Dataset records
_____

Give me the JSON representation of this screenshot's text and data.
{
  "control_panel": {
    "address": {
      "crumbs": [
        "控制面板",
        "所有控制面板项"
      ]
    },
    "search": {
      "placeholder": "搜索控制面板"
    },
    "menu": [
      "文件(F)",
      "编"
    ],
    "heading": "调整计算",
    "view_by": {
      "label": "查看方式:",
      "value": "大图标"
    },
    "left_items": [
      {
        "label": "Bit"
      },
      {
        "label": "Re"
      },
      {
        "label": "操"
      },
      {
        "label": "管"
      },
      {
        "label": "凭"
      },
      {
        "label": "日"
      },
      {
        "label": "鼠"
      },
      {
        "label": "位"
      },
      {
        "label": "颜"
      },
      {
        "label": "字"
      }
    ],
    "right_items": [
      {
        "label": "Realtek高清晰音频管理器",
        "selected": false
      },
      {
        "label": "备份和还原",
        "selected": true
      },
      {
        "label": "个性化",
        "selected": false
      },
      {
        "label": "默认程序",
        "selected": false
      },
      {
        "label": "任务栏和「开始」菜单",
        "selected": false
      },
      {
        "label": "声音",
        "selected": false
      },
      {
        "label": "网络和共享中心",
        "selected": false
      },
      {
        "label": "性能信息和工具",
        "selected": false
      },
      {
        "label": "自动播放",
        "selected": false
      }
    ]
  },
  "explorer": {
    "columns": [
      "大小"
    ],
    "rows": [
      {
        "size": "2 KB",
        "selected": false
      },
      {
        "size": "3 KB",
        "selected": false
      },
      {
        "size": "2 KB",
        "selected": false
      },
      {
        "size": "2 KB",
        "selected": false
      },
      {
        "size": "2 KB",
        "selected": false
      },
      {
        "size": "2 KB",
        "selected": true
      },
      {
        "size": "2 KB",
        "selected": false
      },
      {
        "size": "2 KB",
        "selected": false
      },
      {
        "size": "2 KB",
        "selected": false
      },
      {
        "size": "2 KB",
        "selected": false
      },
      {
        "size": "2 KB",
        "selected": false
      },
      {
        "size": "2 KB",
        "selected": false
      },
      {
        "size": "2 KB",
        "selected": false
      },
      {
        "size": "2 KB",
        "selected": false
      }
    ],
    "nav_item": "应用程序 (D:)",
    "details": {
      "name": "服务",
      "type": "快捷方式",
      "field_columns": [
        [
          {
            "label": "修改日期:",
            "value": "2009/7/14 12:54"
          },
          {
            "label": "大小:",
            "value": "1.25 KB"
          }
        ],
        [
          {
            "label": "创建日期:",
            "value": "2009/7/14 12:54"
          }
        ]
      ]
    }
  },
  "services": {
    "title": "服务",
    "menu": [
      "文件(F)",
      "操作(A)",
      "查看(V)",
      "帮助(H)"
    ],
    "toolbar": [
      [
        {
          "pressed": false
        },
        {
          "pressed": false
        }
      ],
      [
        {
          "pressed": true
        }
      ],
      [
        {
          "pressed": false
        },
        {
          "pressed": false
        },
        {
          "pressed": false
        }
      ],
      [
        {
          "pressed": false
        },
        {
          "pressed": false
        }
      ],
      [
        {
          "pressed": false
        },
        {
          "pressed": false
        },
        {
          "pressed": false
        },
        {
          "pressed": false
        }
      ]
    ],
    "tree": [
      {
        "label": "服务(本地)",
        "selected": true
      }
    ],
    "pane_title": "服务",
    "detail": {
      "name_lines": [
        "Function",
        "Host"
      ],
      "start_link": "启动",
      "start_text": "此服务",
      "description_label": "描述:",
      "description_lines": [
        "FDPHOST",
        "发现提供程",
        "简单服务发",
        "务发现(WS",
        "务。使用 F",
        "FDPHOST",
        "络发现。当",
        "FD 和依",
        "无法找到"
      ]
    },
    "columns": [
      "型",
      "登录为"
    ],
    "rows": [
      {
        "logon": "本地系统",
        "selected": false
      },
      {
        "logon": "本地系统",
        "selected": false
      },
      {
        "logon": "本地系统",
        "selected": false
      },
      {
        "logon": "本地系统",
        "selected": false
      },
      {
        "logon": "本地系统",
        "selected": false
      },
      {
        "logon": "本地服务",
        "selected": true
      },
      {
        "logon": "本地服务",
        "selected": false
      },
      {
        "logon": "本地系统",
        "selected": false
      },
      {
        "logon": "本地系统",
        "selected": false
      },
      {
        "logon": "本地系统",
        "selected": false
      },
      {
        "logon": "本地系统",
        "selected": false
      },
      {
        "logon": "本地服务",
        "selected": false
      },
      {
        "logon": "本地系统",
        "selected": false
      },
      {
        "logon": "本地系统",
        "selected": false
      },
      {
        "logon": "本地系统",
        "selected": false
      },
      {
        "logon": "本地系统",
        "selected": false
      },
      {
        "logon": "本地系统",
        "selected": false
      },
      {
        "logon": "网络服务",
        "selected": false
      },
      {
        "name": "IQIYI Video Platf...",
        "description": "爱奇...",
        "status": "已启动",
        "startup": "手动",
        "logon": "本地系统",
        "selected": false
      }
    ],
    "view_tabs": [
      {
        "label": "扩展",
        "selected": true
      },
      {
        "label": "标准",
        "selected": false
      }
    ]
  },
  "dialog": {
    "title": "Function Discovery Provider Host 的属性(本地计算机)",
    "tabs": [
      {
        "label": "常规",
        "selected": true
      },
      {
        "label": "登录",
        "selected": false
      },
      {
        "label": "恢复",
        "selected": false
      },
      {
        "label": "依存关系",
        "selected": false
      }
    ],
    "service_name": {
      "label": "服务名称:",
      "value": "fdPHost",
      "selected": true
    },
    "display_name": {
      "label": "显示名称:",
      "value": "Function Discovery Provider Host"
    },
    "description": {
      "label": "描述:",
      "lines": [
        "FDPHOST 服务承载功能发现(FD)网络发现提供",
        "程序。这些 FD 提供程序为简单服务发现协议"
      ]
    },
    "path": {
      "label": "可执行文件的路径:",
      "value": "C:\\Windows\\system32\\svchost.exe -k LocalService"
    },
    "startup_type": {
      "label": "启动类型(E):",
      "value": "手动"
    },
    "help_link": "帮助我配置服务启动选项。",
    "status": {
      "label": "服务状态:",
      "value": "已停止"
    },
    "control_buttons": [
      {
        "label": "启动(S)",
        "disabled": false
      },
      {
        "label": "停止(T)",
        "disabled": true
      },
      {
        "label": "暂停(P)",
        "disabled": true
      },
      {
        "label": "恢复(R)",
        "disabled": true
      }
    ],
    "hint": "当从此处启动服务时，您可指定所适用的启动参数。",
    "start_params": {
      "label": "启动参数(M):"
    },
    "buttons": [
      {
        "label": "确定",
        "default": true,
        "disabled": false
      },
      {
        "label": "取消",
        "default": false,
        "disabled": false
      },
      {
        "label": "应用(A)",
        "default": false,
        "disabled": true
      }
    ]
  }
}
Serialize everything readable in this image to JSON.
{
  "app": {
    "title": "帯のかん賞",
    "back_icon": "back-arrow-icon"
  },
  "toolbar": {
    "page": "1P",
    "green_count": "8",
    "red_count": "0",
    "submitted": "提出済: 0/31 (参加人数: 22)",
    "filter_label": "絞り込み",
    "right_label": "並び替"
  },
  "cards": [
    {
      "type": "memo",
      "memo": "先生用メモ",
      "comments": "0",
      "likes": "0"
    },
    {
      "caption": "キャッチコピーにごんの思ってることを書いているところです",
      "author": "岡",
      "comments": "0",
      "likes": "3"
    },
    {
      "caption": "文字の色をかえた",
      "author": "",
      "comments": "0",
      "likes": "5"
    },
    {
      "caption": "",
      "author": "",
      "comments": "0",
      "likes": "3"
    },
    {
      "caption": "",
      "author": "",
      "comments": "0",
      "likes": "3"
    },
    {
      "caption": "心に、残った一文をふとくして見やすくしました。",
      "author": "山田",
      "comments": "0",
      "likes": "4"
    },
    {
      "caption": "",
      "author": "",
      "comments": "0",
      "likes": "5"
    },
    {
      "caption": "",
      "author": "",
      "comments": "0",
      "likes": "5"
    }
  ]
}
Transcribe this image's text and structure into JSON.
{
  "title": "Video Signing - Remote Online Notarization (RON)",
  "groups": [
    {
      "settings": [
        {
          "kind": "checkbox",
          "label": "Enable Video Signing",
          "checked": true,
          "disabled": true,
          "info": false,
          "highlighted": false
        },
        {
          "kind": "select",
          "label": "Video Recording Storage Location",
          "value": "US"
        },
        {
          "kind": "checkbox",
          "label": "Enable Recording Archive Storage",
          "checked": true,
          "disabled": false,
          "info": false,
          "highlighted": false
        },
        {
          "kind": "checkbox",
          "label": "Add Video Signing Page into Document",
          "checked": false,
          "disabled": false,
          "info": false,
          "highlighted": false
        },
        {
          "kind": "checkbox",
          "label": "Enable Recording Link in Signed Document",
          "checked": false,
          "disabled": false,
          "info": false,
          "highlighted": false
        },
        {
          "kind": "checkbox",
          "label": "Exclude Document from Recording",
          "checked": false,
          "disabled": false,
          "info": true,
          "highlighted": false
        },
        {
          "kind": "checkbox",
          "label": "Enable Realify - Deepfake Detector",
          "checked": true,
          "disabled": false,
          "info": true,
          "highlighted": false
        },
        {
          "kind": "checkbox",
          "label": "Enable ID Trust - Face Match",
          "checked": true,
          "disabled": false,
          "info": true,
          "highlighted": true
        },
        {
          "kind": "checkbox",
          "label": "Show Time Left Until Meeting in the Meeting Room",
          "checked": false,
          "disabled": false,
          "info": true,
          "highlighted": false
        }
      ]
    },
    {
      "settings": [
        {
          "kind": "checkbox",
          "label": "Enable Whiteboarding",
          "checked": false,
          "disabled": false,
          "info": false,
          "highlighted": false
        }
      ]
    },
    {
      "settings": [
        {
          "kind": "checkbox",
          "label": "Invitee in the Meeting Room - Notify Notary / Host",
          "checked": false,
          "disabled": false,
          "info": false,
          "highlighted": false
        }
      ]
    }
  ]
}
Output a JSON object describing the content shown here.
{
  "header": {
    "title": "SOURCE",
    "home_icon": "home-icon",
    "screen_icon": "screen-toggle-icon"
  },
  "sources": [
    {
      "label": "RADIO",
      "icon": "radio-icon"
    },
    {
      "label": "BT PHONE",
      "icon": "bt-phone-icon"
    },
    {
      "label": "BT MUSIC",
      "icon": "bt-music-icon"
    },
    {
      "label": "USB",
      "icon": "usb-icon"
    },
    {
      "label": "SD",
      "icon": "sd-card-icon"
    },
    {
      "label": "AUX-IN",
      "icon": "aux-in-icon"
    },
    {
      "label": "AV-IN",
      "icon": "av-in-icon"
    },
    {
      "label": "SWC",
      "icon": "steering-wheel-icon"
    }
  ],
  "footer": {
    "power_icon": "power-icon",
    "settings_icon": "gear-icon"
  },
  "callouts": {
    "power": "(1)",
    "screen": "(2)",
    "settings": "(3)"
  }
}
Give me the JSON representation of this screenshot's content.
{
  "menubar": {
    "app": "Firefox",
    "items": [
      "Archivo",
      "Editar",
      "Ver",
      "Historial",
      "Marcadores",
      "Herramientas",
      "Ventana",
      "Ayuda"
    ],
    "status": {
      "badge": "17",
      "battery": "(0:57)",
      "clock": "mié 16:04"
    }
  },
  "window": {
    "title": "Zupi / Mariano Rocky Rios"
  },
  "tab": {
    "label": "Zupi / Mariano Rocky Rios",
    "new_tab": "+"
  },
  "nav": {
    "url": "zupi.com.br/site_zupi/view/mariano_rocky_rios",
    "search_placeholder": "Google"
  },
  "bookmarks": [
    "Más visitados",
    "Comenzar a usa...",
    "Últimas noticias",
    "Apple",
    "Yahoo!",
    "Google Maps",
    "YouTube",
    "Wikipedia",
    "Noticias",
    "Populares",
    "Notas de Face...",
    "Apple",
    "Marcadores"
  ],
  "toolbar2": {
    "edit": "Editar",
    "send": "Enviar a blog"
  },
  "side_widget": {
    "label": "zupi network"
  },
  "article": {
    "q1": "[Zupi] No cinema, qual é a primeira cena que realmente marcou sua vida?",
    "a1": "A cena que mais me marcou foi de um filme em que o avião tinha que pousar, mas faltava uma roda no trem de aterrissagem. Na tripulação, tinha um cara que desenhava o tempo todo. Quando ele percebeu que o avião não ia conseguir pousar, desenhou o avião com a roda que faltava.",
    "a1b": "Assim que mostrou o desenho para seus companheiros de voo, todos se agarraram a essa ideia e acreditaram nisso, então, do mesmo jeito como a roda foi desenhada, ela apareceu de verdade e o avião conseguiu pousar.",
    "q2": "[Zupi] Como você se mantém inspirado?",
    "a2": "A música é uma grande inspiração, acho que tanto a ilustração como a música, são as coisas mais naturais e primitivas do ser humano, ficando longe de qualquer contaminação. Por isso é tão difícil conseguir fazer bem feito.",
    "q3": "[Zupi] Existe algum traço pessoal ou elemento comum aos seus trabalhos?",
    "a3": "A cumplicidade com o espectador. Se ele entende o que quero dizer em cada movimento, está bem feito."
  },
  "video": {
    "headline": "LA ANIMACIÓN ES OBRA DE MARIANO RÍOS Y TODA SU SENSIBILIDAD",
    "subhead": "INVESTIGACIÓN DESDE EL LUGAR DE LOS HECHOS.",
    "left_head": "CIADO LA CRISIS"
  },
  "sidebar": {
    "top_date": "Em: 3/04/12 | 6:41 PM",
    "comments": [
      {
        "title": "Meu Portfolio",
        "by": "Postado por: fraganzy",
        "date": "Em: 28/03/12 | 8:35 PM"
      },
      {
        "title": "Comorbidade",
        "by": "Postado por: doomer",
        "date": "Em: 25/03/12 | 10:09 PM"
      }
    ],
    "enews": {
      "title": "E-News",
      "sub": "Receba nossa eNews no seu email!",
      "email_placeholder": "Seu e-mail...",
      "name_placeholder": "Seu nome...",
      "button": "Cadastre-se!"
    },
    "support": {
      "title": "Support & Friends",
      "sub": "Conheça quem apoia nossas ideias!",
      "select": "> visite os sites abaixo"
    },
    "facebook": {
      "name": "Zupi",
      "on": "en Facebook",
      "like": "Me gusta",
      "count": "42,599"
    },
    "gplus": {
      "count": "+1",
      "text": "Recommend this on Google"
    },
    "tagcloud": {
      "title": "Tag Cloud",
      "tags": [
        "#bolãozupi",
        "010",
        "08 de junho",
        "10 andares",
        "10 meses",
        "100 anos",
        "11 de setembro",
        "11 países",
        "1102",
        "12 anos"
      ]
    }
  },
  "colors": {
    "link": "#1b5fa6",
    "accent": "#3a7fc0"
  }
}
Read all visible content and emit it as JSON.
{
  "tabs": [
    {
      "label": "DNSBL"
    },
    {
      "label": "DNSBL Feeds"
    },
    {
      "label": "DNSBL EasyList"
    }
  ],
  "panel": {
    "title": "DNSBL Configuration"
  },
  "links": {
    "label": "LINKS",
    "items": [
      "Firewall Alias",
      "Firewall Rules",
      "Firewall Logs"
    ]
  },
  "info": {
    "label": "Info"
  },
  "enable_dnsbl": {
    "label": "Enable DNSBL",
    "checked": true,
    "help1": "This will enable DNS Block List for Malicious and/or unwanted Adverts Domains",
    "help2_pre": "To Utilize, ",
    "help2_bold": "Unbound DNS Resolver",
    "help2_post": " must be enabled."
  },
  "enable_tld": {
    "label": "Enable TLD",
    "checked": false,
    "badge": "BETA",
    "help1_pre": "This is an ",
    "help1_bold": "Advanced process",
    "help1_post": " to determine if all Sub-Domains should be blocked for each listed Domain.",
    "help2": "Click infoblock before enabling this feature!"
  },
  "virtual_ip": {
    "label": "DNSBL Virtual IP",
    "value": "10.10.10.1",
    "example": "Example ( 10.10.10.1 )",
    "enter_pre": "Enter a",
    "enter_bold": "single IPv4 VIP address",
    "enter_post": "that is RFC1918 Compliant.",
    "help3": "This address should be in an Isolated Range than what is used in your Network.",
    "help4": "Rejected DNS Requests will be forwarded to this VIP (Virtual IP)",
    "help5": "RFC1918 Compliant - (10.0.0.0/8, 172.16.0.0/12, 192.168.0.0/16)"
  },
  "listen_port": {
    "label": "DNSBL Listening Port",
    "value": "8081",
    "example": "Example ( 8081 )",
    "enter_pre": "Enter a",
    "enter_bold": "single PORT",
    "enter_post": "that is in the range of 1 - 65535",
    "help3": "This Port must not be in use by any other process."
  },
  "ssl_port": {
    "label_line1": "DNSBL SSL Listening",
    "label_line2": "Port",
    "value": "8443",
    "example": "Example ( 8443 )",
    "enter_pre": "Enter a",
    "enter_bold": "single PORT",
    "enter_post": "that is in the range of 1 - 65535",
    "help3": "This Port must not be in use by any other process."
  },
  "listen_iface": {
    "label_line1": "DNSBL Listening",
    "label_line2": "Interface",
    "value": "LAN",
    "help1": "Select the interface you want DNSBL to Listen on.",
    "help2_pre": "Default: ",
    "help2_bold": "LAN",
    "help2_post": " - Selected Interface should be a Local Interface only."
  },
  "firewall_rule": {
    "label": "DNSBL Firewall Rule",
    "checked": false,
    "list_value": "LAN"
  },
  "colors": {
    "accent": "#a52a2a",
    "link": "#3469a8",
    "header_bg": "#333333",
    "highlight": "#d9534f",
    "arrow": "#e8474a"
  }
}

_____

• _Work to complete_: Of all the lines in the data above, state how many include "arrow". Say only the number.

• _Complete response_: 2